===== DATA SUPPLIED
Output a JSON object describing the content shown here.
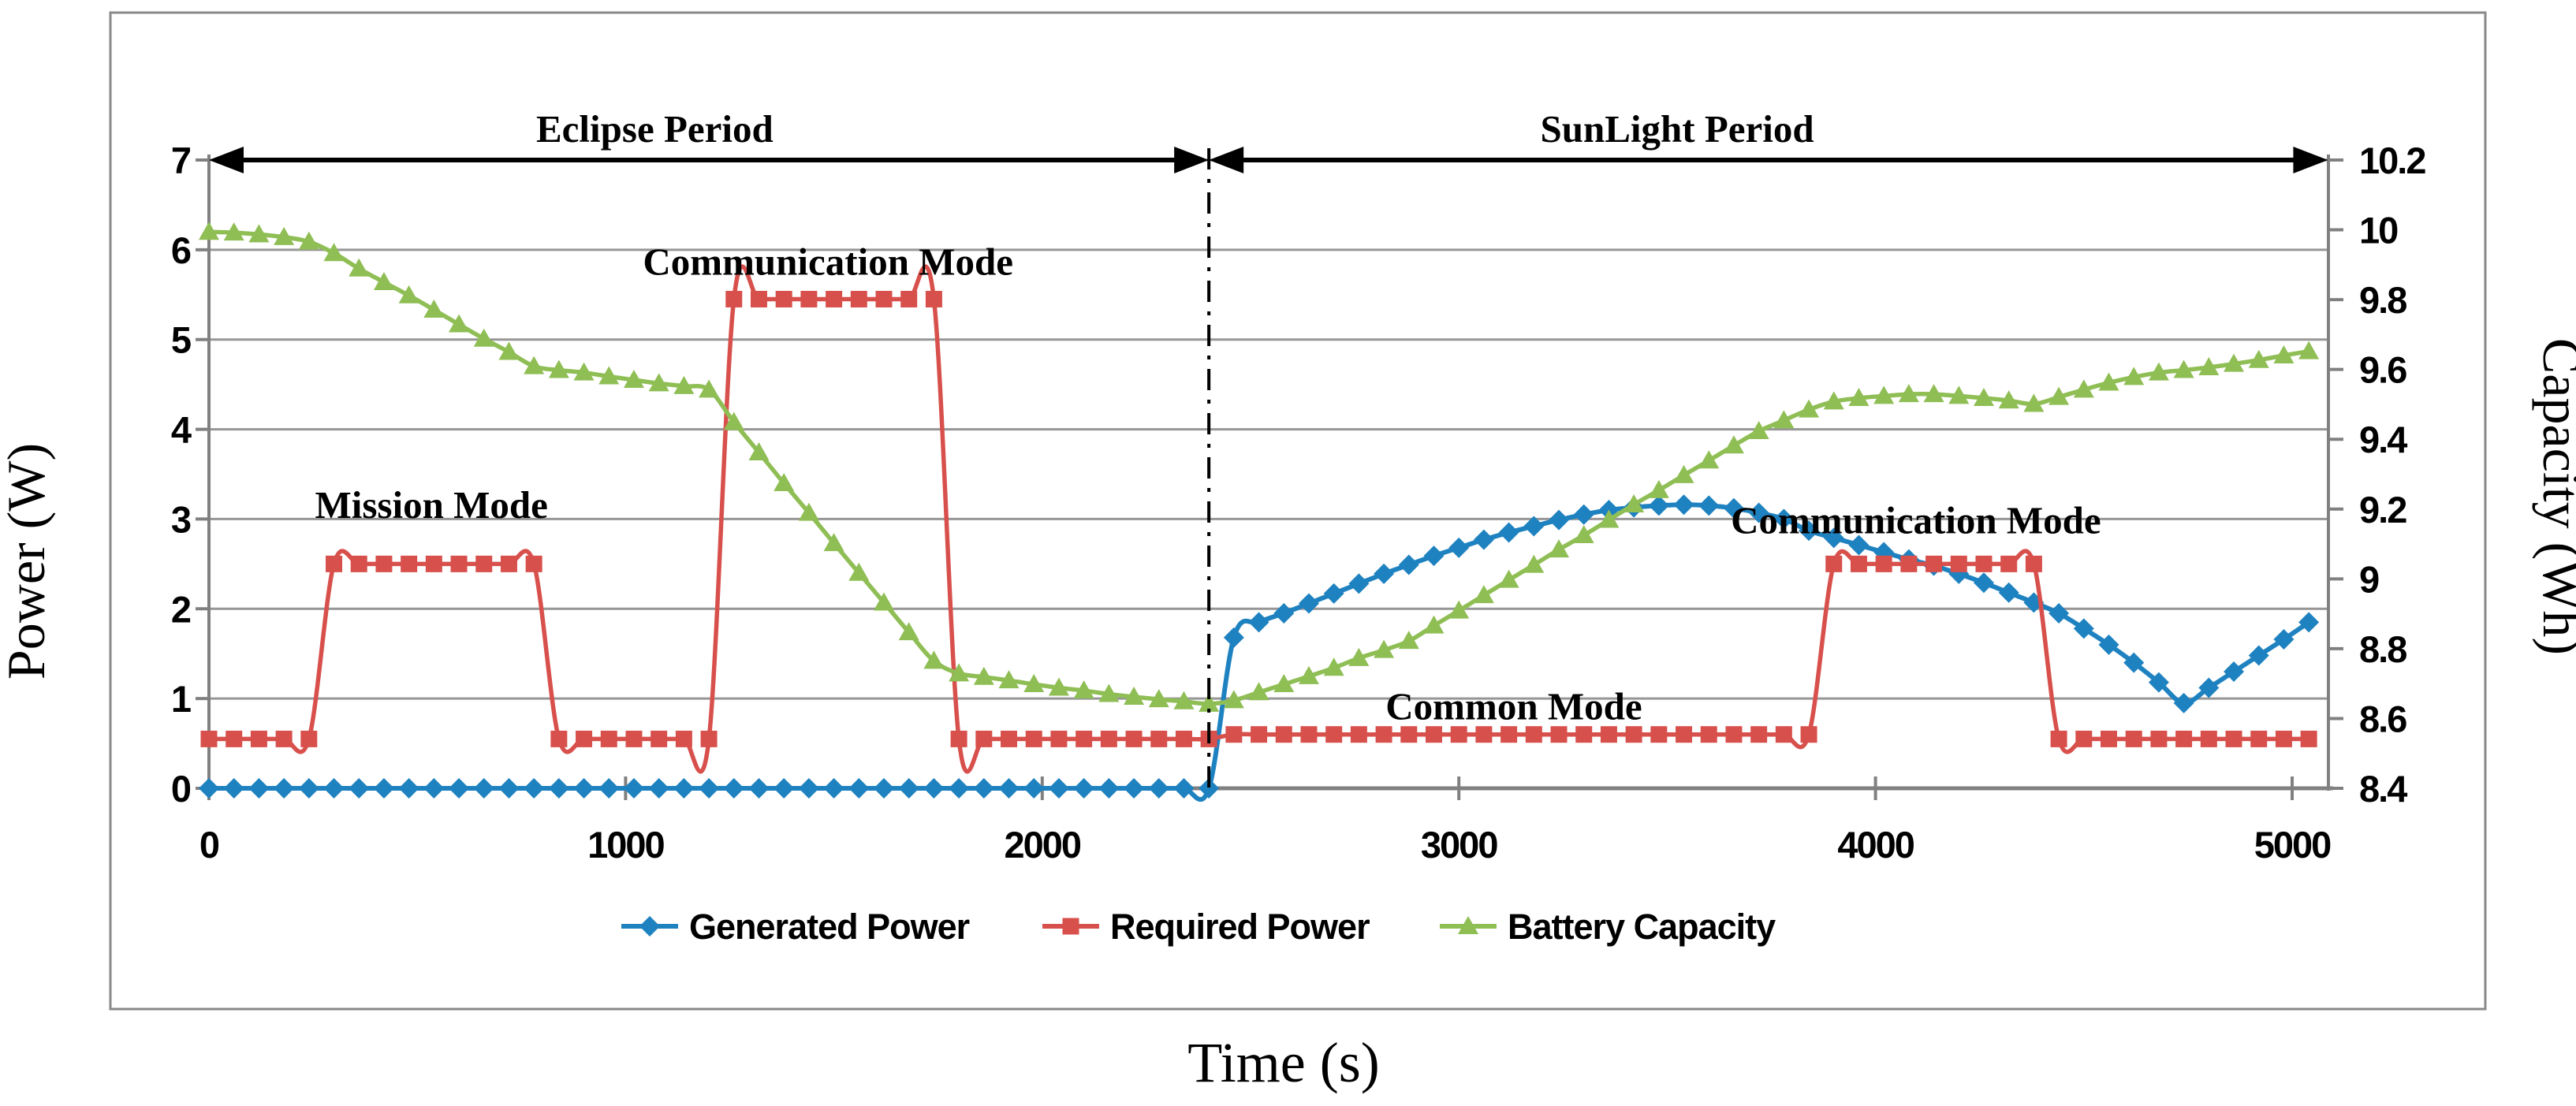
{
  "chart_data": {
    "type": "line",
    "xlabel": "Time (s)",
    "ylabel_left": "Power (W)",
    "ylabel_right": "Capacity (Wh)",
    "t_step": 60,
    "t_max": 5040,
    "xlim": [
      0,
      5086
    ],
    "ylim_left": [
      0,
      7
    ],
    "ylim_right": [
      8.4,
      10.2
    ],
    "grid": "horizontal",
    "legend_position": "bottom",
    "divider_t": 2400,
    "colors": {
      "generated": "#1F82C0",
      "required": "#D8504C",
      "battery": "#8FBE55",
      "gridline": "#969696",
      "axis": "#808080",
      "border": "#898989",
      "annotation": "#000000"
    },
    "axes": {
      "left": {
        "title": "Power (W)",
        "tick_values": [
          0,
          1,
          2,
          3,
          4,
          5,
          6,
          7
        ],
        "tick_labels": [
          "0",
          "1",
          "2",
          "3",
          "4",
          "5",
          "6",
          "7"
        ]
      },
      "right": {
        "title": "Capacity (Wh)",
        "tick_values": [
          8.4,
          8.6,
          8.8,
          9,
          9.2,
          9.4,
          9.6,
          9.8,
          10,
          10.2
        ],
        "tick_labels": [
          "8.4",
          "8.6",
          "8.8",
          "9",
          "9.2",
          "9.4",
          "9.6",
          "9.8",
          "10",
          "10.2"
        ]
      },
      "x": {
        "title": "Time (s)",
        "tick_values": [
          0,
          1000,
          2000,
          3000,
          4000,
          5000
        ],
        "tick_labels": [
          "0",
          "1000",
          "2000",
          "3000",
          "4000",
          "5000"
        ]
      }
    },
    "period_arrows": [
      {
        "label": "Eclipse Period",
        "t0": 0,
        "t1": 2400
      },
      {
        "label": "SunLight Period",
        "t0": 2400,
        "t1": 5086
      }
    ],
    "annotations": [
      {
        "id": "eclipse-period-label",
        "text": "Eclipse Period",
        "t": 1070,
        "v": 7.35
      },
      {
        "id": "sunlight-period-label",
        "text": "SunLight Period",
        "t": 3524,
        "v": 7.35
      },
      {
        "id": "communication-mode-1-label",
        "text": "Communication Mode",
        "t": 1486,
        "v": 5.87
      },
      {
        "id": "mission-mode-label",
        "text": "Mission Mode",
        "t": 534,
        "v": 3.16
      },
      {
        "id": "common-mode-label",
        "text": "Common Mode",
        "t": 3132,
        "v": 0.92
      },
      {
        "id": "communication-mode-2-label",
        "text": "Communication Mode",
        "t": 4097,
        "v": 2.99
      }
    ],
    "series": [
      {
        "name": "Generated Power",
        "axis": "left",
        "marker": "diamond",
        "color": "#1F82C0",
        "values": [
          0,
          0,
          0,
          0,
          0,
          0,
          0,
          0,
          0,
          0,
          0,
          0,
          0,
          0,
          0,
          0,
          0,
          0,
          0,
          0,
          0,
          0,
          0,
          0,
          0,
          0,
          0,
          0,
          0,
          0,
          0,
          0,
          0,
          0,
          0,
          0,
          0,
          0,
          0,
          0,
          0,
          1.68,
          1.85,
          1.95,
          2.06,
          2.17,
          2.28,
          2.39,
          2.49,
          2.59,
          2.68,
          2.77,
          2.85,
          2.92,
          2.99,
          3.05,
          3.1,
          3.13,
          3.15,
          3.16,
          3.15,
          3.12,
          3.07,
          3.0,
          2.87,
          2.79,
          2.71,
          2.63,
          2.55,
          2.48,
          2.39,
          2.29,
          2.18,
          2.07,
          1.95,
          1.78,
          1.6,
          1.4,
          1.18,
          0.95,
          1.12,
          1.3,
          1.48,
          1.66,
          1.85
        ]
      },
      {
        "name": "Required Power",
        "axis": "left",
        "marker": "square",
        "color": "#D8504C",
        "values": [
          0.55,
          0.55,
          0.55,
          0.55,
          0.55,
          2.5,
          2.5,
          2.5,
          2.5,
          2.5,
          2.5,
          2.5,
          2.5,
          2.5,
          0.55,
          0.55,
          0.55,
          0.55,
          0.55,
          0.55,
          0.55,
          5.45,
          5.45,
          5.45,
          5.45,
          5.45,
          5.45,
          5.45,
          5.45,
          5.45,
          0.55,
          0.55,
          0.55,
          0.55,
          0.55,
          0.55,
          0.55,
          0.55,
          0.55,
          0.55,
          0.55,
          0.6,
          0.6,
          0.6,
          0.6,
          0.6,
          0.6,
          0.6,
          0.6,
          0.6,
          0.6,
          0.6,
          0.6,
          0.6,
          0.6,
          0.6,
          0.6,
          0.6,
          0.6,
          0.6,
          0.6,
          0.6,
          0.6,
          0.6,
          0.6,
          2.5,
          2.5,
          2.5,
          2.5,
          2.5,
          2.5,
          2.5,
          2.5,
          2.5,
          0.55,
          0.55,
          0.55,
          0.55,
          0.55,
          0.55,
          0.55,
          0.55,
          0.55,
          0.55,
          0.55
        ]
      },
      {
        "name": "Battery Capacity",
        "axis": "right",
        "marker": "triangle",
        "color": "#8FBE55",
        "values": [
          9.994,
          9.992,
          9.987,
          9.979,
          9.966,
          9.933,
          9.889,
          9.85,
          9.812,
          9.771,
          9.729,
          9.688,
          9.65,
          9.609,
          9.598,
          9.591,
          9.58,
          9.57,
          9.56,
          9.552,
          9.542,
          9.449,
          9.362,
          9.274,
          9.189,
          9.102,
          9.017,
          8.932,
          8.847,
          8.765,
          8.729,
          8.719,
          8.709,
          8.698,
          8.688,
          8.68,
          8.67,
          8.662,
          8.655,
          8.649,
          8.642,
          8.652,
          8.675,
          8.698,
          8.721,
          8.745,
          8.773,
          8.796,
          8.822,
          8.866,
          8.909,
          8.953,
          8.997,
          9.04,
          9.084,
          9.125,
          9.169,
          9.213,
          9.254,
          9.297,
          9.339,
          9.382,
          9.423,
          9.454,
          9.485,
          9.508,
          9.518,
          9.524,
          9.529,
          9.529,
          9.524,
          9.518,
          9.511,
          9.501,
          9.521,
          9.542,
          9.562,
          9.578,
          9.591,
          9.598,
          9.606,
          9.616,
          9.627,
          9.64,
          9.652
        ]
      }
    ]
  }
}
==========
• **TASK TO COMPLETE**
Using the material above, return every line exactly as it appears, minus the pictures.

• **REPLY**
Output a JSON object describing the content shown here.
{
  "chart_data": {
    "type": "line",
    "xlabel": "Time (s)",
    "ylabel_left": "Power (W)",
    "ylabel_right": "Capacity (Wh)",
    "t_step": 60,
    "t_max": 5040,
    "xlim": [
      0,
      5086
    ],
    "ylim_left": [
      0,
      7
    ],
    "ylim_right": [
      8.4,
      10.2
    ],
    "grid": "horizontal",
    "legend_position": "bottom",
    "divider_t": 2400,
    "colors": {
      "generated": "#1F82C0",
      "required": "#D8504C",
      "battery": "#8FBE55",
      "gridline": "#969696",
      "axis": "#808080",
      "border": "#898989",
      "annotation": "#000000"
    },
    "axes": {
      "left": {
        "title": "Power (W)",
        "tick_values": [
          0,
          1,
          2,
          3,
          4,
          5,
          6,
          7
        ],
        "tick_labels": [
          "0",
          "1",
          "2",
          "3",
          "4",
          "5",
          "6",
          "7"
        ]
      },
      "right": {
        "title": "Capacity (Wh)",
        "tick_values": [
          8.4,
          8.6,
          8.8,
          9,
          9.2,
          9.4,
          9.6,
          9.8,
          10,
          10.2
        ],
        "tick_labels": [
          "8.4",
          "8.6",
          "8.8",
          "9",
          "9.2",
          "9.4",
          "9.6",
          "9.8",
          "10",
          "10.2"
        ]
      },
      "x": {
        "title": "Time (s)",
        "tick_values": [
          0,
          1000,
          2000,
          3000,
          4000,
          5000
        ],
        "tick_labels": [
          "0",
          "1000",
          "2000",
          "3000",
          "4000",
          "5000"
        ]
      }
    },
    "period_arrows": [
      {
        "label": "Eclipse Period",
        "t0": 0,
        "t1": 2400
      },
      {
        "label": "SunLight Period",
        "t0": 2400,
        "t1": 5086
      }
    ],
    "annotations": [
      {
        "id": "eclipse-period-label",
        "text": "Eclipse Period",
        "t": 1070,
        "v": 7.35
      },
      {
        "id": "sunlight-period-label",
        "text": "SunLight Period",
        "t": 3524,
        "v": 7.35
      },
      {
        "id": "communication-mode-1-label",
        "text": "Communication Mode",
        "t": 1486,
        "v": 5.87
      },
      {
        "id": "mission-mode-label",
        "text": "Mission Mode",
        "t": 534,
        "v": 3.16
      },
      {
        "id": "common-mode-label",
        "text": "Common Mode",
        "t": 3132,
        "v": 0.92
      },
      {
        "id": "communication-mode-2-label",
        "text": "Communication Mode",
        "t": 4097,
        "v": 2.99
      }
    ],
    "series": [
      {
        "name": "Generated Power",
        "axis": "left",
        "marker": "diamond",
        "color": "#1F82C0",
        "values": [
          0,
          0,
          0,
          0,
          0,
          0,
          0,
          0,
          0,
          0,
          0,
          0,
          0,
          0,
          0,
          0,
          0,
          0,
          0,
          0,
          0,
          0,
          0,
          0,
          0,
          0,
          0,
          0,
          0,
          0,
          0,
          0,
          0,
          0,
          0,
          0,
          0,
          0,
          0,
          0,
          0,
          1.68,
          1.85,
          1.95,
          2.06,
          2.17,
          2.28,
          2.39,
          2.49,
          2.59,
          2.68,
          2.77,
          2.85,
          2.92,
          2.99,
          3.05,
          3.1,
          3.13,
          3.15,
          3.16,
          3.15,
          3.12,
          3.07,
          3.0,
          2.87,
          2.79,
          2.71,
          2.63,
          2.55,
          2.48,
          2.39,
          2.29,
          2.18,
          2.07,
          1.95,
          1.78,
          1.6,
          1.4,
          1.18,
          0.95,
          1.12,
          1.3,
          1.48,
          1.66,
          1.85
        ]
      },
      {
        "name": "Required Power",
        "axis": "left",
        "marker": "square",
        "color": "#D8504C",
        "values": [
          0.55,
          0.55,
          0.55,
          0.55,
          0.55,
          2.5,
          2.5,
          2.5,
          2.5,
          2.5,
          2.5,
          2.5,
          2.5,
          2.5,
          0.55,
          0.55,
          0.55,
          0.55,
          0.55,
          0.55,
          0.55,
          5.45,
          5.45,
          5.45,
          5.45,
          5.45,
          5.45,
          5.45,
          5.45,
          5.45,
          0.55,
          0.55,
          0.55,
          0.55,
          0.55,
          0.55,
          0.55,
          0.55,
          0.55,
          0.55,
          0.55,
          0.6,
          0.6,
          0.6,
          0.6,
          0.6,
          0.6,
          0.6,
          0.6,
          0.6,
          0.6,
          0.6,
          0.6,
          0.6,
          0.6,
          0.6,
          0.6,
          0.6,
          0.6,
          0.6,
          0.6,
          0.6,
          0.6,
          0.6,
          0.6,
          2.5,
          2.5,
          2.5,
          2.5,
          2.5,
          2.5,
          2.5,
          2.5,
          2.5,
          0.55,
          0.55,
          0.55,
          0.55,
          0.55,
          0.55,
          0.55,
          0.55,
          0.55,
          0.55,
          0.55
        ]
      },
      {
        "name": "Battery Capacity",
        "axis": "right",
        "marker": "triangle",
        "color": "#8FBE55",
        "values": [
          9.994,
          9.992,
          9.987,
          9.979,
          9.966,
          9.933,
          9.889,
          9.85,
          9.812,
          9.771,
          9.729,
          9.688,
          9.65,
          9.609,
          9.598,
          9.591,
          9.58,
          9.57,
          9.56,
          9.552,
          9.542,
          9.449,
          9.362,
          9.274,
          9.189,
          9.102,
          9.017,
          8.932,
          8.847,
          8.765,
          8.729,
          8.719,
          8.709,
          8.698,
          8.688,
          8.68,
          8.67,
          8.662,
          8.655,
          8.649,
          8.642,
          8.652,
          8.675,
          8.698,
          8.721,
          8.745,
          8.773,
          8.796,
          8.822,
          8.866,
          8.909,
          8.953,
          8.997,
          9.04,
          9.084,
          9.125,
          9.169,
          9.213,
          9.254,
          9.297,
          9.339,
          9.382,
          9.423,
          9.454,
          9.485,
          9.508,
          9.518,
          9.524,
          9.529,
          9.529,
          9.524,
          9.518,
          9.511,
          9.501,
          9.521,
          9.542,
          9.562,
          9.578,
          9.591,
          9.598,
          9.606,
          9.616,
          9.627,
          9.64,
          9.652
        ]
      }
    ]
  }
}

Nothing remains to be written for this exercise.